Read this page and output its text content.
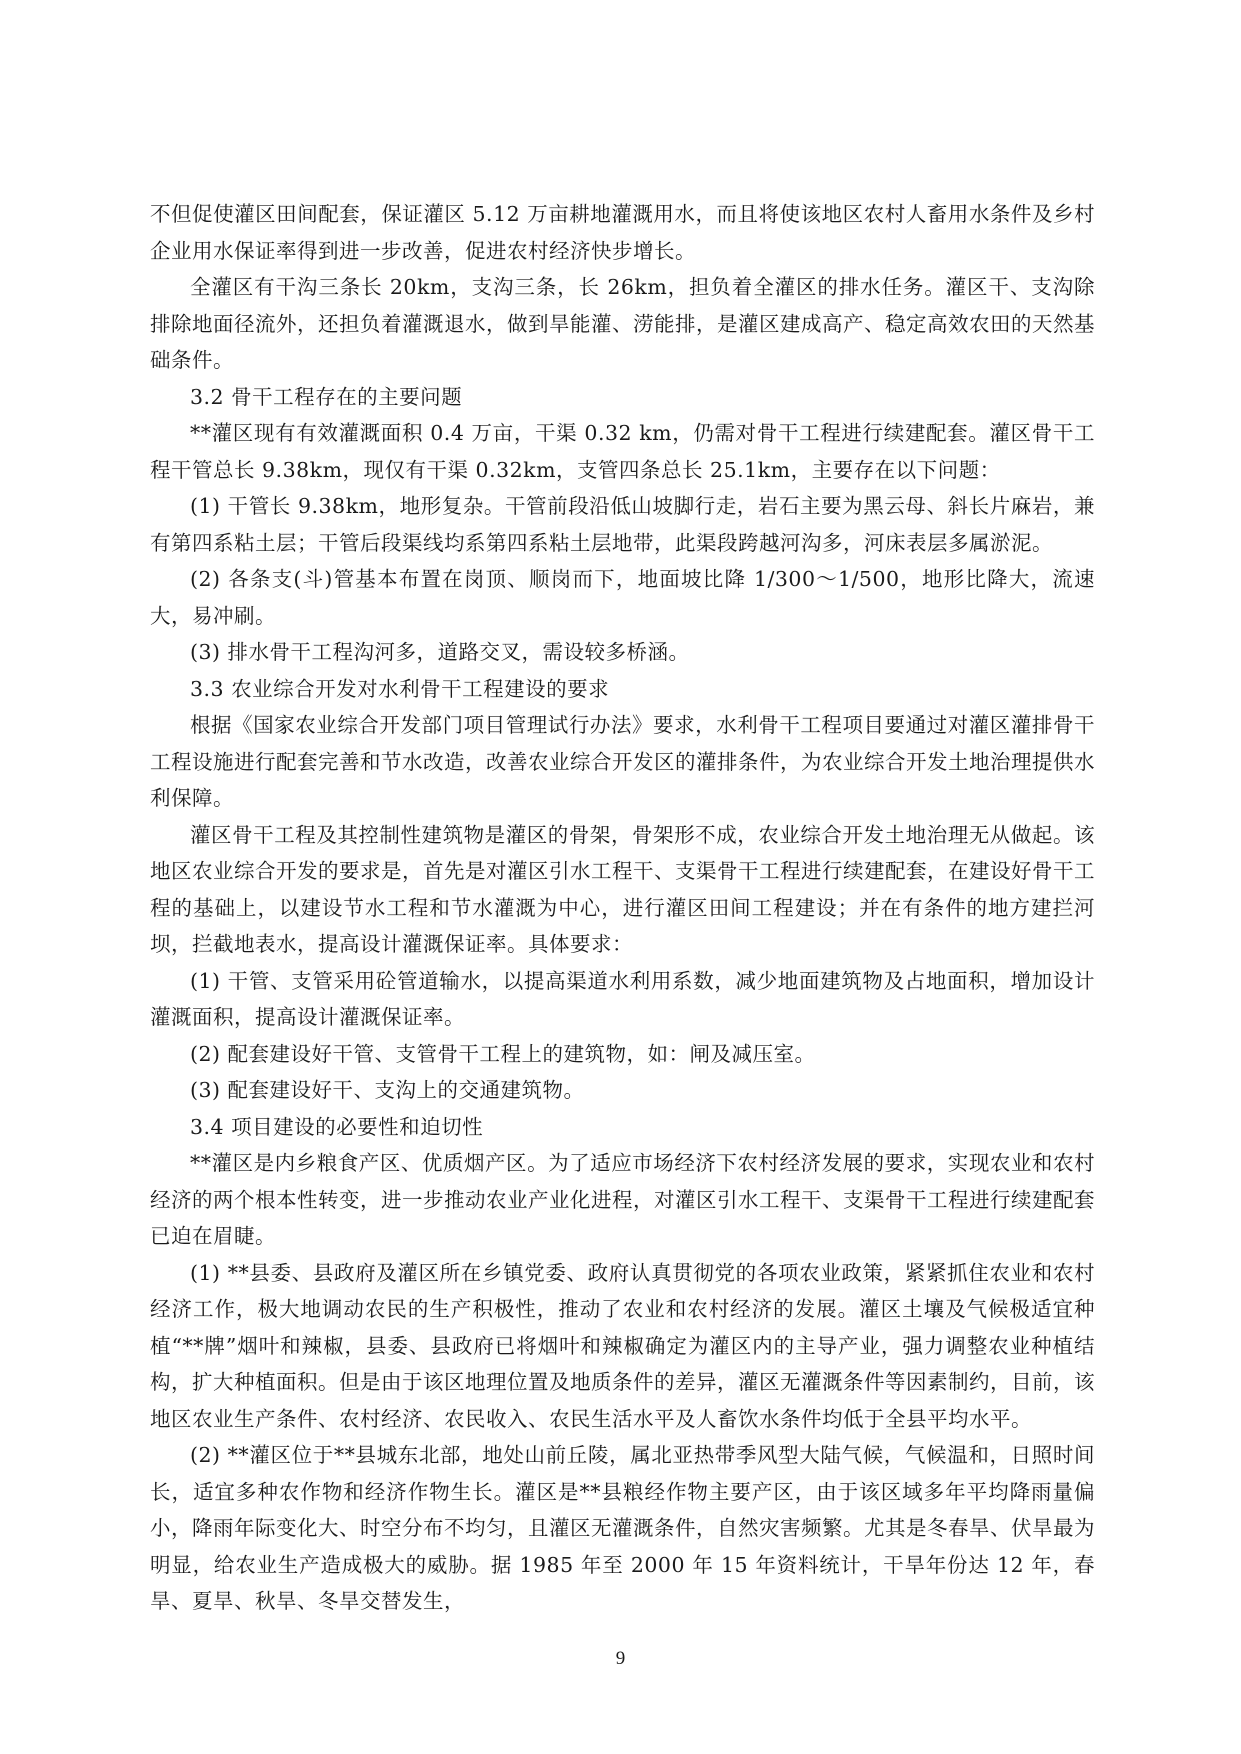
不但促使灌区田间配套，保证灌区 5.12 万亩耕地灌溉用水，而且将使该地区农村人畜用水条件及乡村企业用水保证率得到进一步改善，促进农村经济快步增长。

全灌区有干沟三条长 20km，支沟三条，长 26km，担负着全灌区的排水任务。灌区干、支沟除排除地面径流外，还担负着灌溉退水，做到旱能灌、涝能排，是灌区建成高产、稳定高效农田的天然基础条件。

3.2 骨干工程存在的主要问题

**灌区现有有效灌溉面积 0.4 万亩，干渠 0.32 km，仍需对骨干工程进行续建配套。灌区骨干工程干管总长 9.38km，现仅有干渠 0.32km，支管四条总长 25.1km，主要存在以下问题：

(1) 干管长 9.38km，地形复杂。干管前段沿低山坡脚行走，岩石主要为黑云母、斜长片麻岩，兼有第四系粘土层；干管后段渠线均系第四系粘土层地带，此渠段跨越河沟多，河床表层多属淤泥。

(2) 各条支(斗)管基本布置在岗顶、顺岗而下，地面坡比降 1/300～1/500，地形比降大，流速大，易冲刷。

(3) 排水骨干工程沟河多，道路交叉，需设较多桥涵。

3.3 农业综合开发对水利骨干工程建设的要求

根据《国家农业综合开发部门项目管理试行办法》要求，水利骨干工程项目要通过对灌区灌排骨干工程设施进行配套完善和节水改造，改善农业综合开发区的灌排条件，为农业综合开发土地治理提供水利保障。

灌区骨干工程及其控制性建筑物是灌区的骨架，骨架形不成，农业综合开发土地治理无从做起。该地区农业综合开发的要求是，首先是对灌区引水工程干、支渠骨干工程进行续建配套，在建设好骨干工程的基础上，以建设节水工程和节水灌溉为中心，进行灌区田间工程建设；并在有条件的地方建拦河坝，拦截地表水，提高设计灌溉保证率。具体要求：

(1) 干管、支管采用砼管道输水，以提高渠道水利用系数，减少地面建筑物及占地面积，增加设计灌溉面积，提高设计灌溉保证率。

(2) 配套建设好干管、支管骨干工程上的建筑物，如：闸及减压室。

(3) 配套建设好干、支沟上的交通建筑物。

3.4 项目建设的必要性和迫切性

**灌区是内乡粮食产区、优质烟产区。为了适应市场经济下农村经济发展的要求，实现农业和农村经济的两个根本性转变，进一步推动农业产业化进程，对灌区引水工程干、支渠骨干工程进行续建配套已迫在眉睫。

(1) **县委、县政府及灌区所在乡镇党委、政府认真贯彻党的各项农业政策，紧紧抓住农业和农村经济工作，极大地调动农民的生产积极性，推动了农业和农村经济的发展。灌区土壤及气候极适宜种植“**牌”烟叶和辣椒，县委、县政府已将烟叶和辣椒确定为灌区内的主导产业，强力调整农业种植结构，扩大种植面积。但是由于该区地理位置及地质条件的差异，灌区无灌溉条件等因素制约，目前，该地区农业生产条件、农村经济、农民收入、农民生活水平及人畜饮水条件均低于全县平均水平。

(2) **灌区位于**县城东北部，地处山前丘陵，属北亚热带季风型大陆气候，气候温和，日照时间长，适宜多种农作物和经济作物生长。灌区是**县粮经作物主要产区，由于该区域多年平均降雨量偏小，降雨年际变化大、时空分布不均匀，且灌区无灌溉条件，自然灾害频繁。尤其是冬春旱、伏旱最为明显，给农业生产造成极大的威胁。据 1985 年至 2000 年 15 年资料统计，干旱年份达 12 年，春旱、夏旱、秋旱、冬旱交替发生，

9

▬▬▬

PROBLEM DETAILS: Print each entry shown above with exact wording and no pictures.

EXERCISE RESULT:
Read this page and output its text content.
不但促使灌区田间配套，保证灌区 5.12 万亩耕地灌溉用水，而且将使该地区农村人畜用水条件及乡村企业用水保证率得到进一步改善，促进农村经济快步增长。

全灌区有干沟三条长 20km，支沟三条，长 26km，担负着全灌区的排水任务。灌区干、支沟除排除地面径流外，还担负着灌溉退水，做到旱能灌、涝能排，是灌区建成高产、稳定高效农田的天然基础条件。

3.2 骨干工程存在的主要问题

**灌区现有有效灌溉面积 0.4 万亩，干渠 0.32 km，仍需对骨干工程进行续建配套。灌区骨干工程干管总长 9.38km，现仅有干渠 0.32km，支管四条总长 25.1km，主要存在以下问题：

(1) 干管长 9.38km，地形复杂。干管前段沿低山坡脚行走，岩石主要为黑云母、斜长片麻岩，兼有第四系粘土层；干管后段渠线均系第四系粘土层地带，此渠段跨越河沟多，河床表层多属淤泥。

(2) 各条支(斗)管基本布置在岗顶、顺岗而下，地面坡比降 1/300～1/500，地形比降大，流速大，易冲刷。

(3) 排水骨干工程沟河多，道路交叉，需设较多桥涵。

3.3 农业综合开发对水利骨干工程建设的要求

根据《国家农业综合开发部门项目管理试行办法》要求，水利骨干工程项目要通过对灌区灌排骨干工程设施进行配套完善和节水改造，改善农业综合开发区的灌排条件，为农业综合开发土地治理提供水利保障。

灌区骨干工程及其控制性建筑物是灌区的骨架，骨架形不成，农业综合开发土地治理无从做起。该地区农业综合开发的要求是，首先是对灌区引水工程干、支渠骨干工程进行续建配套，在建设好骨干工程的基础上，以建设节水工程和节水灌溉为中心，进行灌区田间工程建设；并在有条件的地方建拦河坝，拦截地表水，提高设计灌溉保证率。具体要求：

(1) 干管、支管采用砼管道输水，以提高渠道水利用系数，减少地面建筑物及占地面积，增加设计灌溉面积，提高设计灌溉保证率。

(2) 配套建设好干管、支管骨干工程上的建筑物，如：闸及减压室。

(3) 配套建设好干、支沟上的交通建筑物。

3.4 项目建设的必要性和迫切性

**灌区是内乡粮食产区、优质烟产区。为了适应市场经济下农村经济发展的要求，实现农业和农村经济的两个根本性转变，进一步推动农业产业化进程，对灌区引水工程干、支渠骨干工程进行续建配套已迫在眉睫。

(1) **县委、县政府及灌区所在乡镇党委、政府认真贯彻党的各项农业政策，紧紧抓住农业和农村经济工作，极大地调动农民的生产积极性，推动了农业和农村经济的发展。灌区土壤及气候极适宜种植“**牌”烟叶和辣椒，县委、县政府已将烟叶和辣椒确定为灌区内的主导产业，强力调整农业种植结构，扩大种植面积。但是由于该区地理位置及地质条件的差异，灌区无灌溉条件等因素制约，目前，该地区农业生产条件、农村经济、农民收入、农民生活水平及人畜饮水条件均低于全县平均水平。

(2) **灌区位于**县城东北部，地处山前丘陵，属北亚热带季风型大陆气候，气候温和，日照时间长，适宜多种农作物和经济作物生长。灌区是**县粮经作物主要产区，由于该区域多年平均降雨量偏小，降雨年际变化大、时空分布不均匀，且灌区无灌溉条件，自然灾害频繁。尤其是冬春旱、伏旱最为明显，给农业生产造成极大的威胁。据 1985 年至 2000 年 15 年资料统计，干旱年份达 12 年，春旱、夏旱、秋旱、冬旱交替发生，

9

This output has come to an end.